- _RECORDS_
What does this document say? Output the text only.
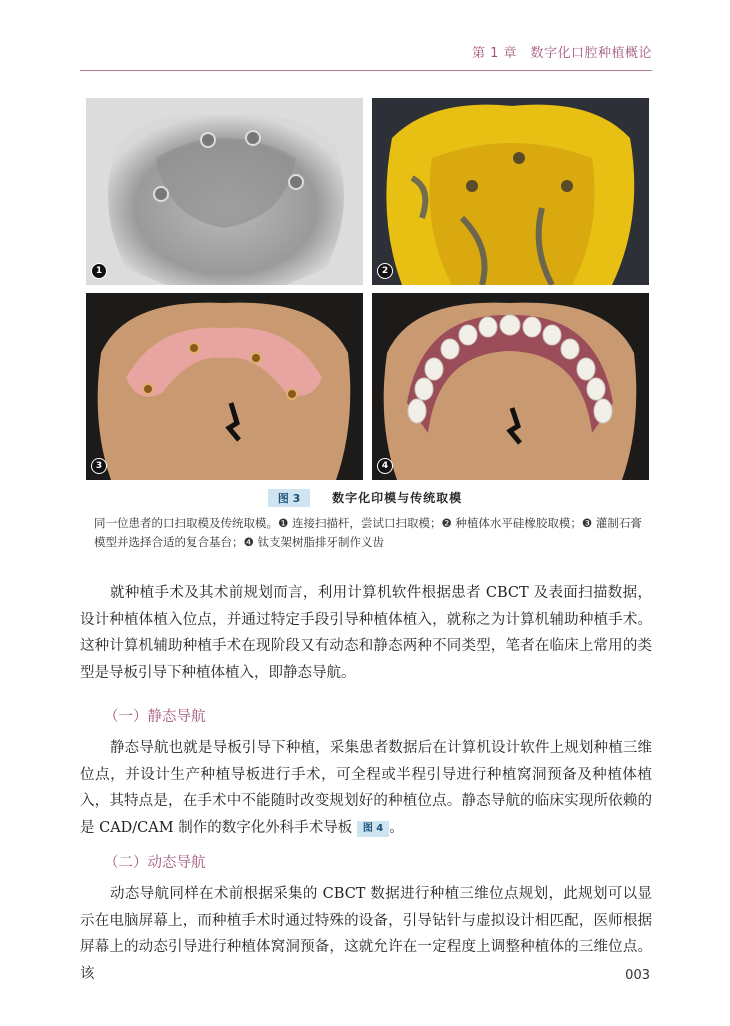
第 1 章　数字化口腔种植概论
1	2
3	4
图 3	数字化印模与传统取模
同一位患者的口扫取模及传统取模。❶ 连接扫描杆，尝试口扫取模；❷ 种植体水平硅橡胶取模；❸ 灌制石膏模型并选择合适的复合基台；❹ 钛支架树脂排牙制作义齿

就种植手术及其术前规划而言，利用计算机软件根据患者 CBCT 及表面扫描数据，设计种植体植入位点，并通过特定手段引导种植体植入，就称之为计算机辅助种植手术。这种计算机辅助种植手术在现阶段又有动态和静态两种不同类型，笔者在临床上常用的类型是导板引导下种植体植入，即静态导航。

（一）静态导航

静态导航也就是导板引导下种植，采集患者数据后在计算机设计软件上规划种植三维位点，并设计生产种植导板进行手术，可全程或半程引导进行种植窝洞预备及种植体植入，其特点是，在手术中不能随时改变规划好的种植位点。静态导航的临床实现所依赖的是 CAD/CAM 制作的数字化外科手术导板 图 4 。

（二）动态导航

动态导航同样在术前根据采集的 CBCT 数据进行种植三维位点规划，此规划可以显示在电脑屏幕上，而种植手术时通过特殊的设备，引导钻针与虚拟设计相匹配，医师根据屏幕上的动态引导进行种植体窝洞预备，这就允许在一定程度上调整种植体的三维位点。该	003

- _THE PROBLEM_
Retype the records exactly. Any image in them should not appear in what you write.

- _COMPLETED EXERCISE_
What does this document say? Output the text only.
第 1 章　数字化口腔种植概论
1	2
3	4
图 3	数字化印模与传统取模
同一位患者的口扫取模及传统取模。❶ 连接扫描杆，尝试口扫取模；❷ 种植体水平硅橡胶取模；❸ 灌制石膏模型并选择合适的复合基台；❹ 钛支架树脂排牙制作义齿

就种植手术及其术前规划而言，利用计算机软件根据患者 CBCT 及表面扫描数据，设计种植体植入位点，并通过特定手段引导种植体植入，就称之为计算机辅助种植手术。这种计算机辅助种植手术在现阶段又有动态和静态两种不同类型，笔者在临床上常用的类型是导板引导下种植体植入，即静态导航。

（一）静态导航

静态导航也就是导板引导下种植，采集患者数据后在计算机设计软件上规划种植三维位点，并设计生产种植导板进行手术，可全程或半程引导进行种植窝洞预备及种植体植入，其特点是，在手术中不能随时改变规划好的种植位点。静态导航的临床实现所依赖的是 CAD/CAM 制作的数字化外科手术导板 图 4 。

（二）动态导航

动态导航同样在术前根据采集的 CBCT 数据进行种植三维位点规划，此规划可以显示在电脑屏幕上，而种植手术时通过特殊的设备，引导钻针与虚拟设计相匹配，医师根据屏幕上的动态引导进行种植体窝洞预备，这就允许在一定程度上调整种植体的三维位点。该	003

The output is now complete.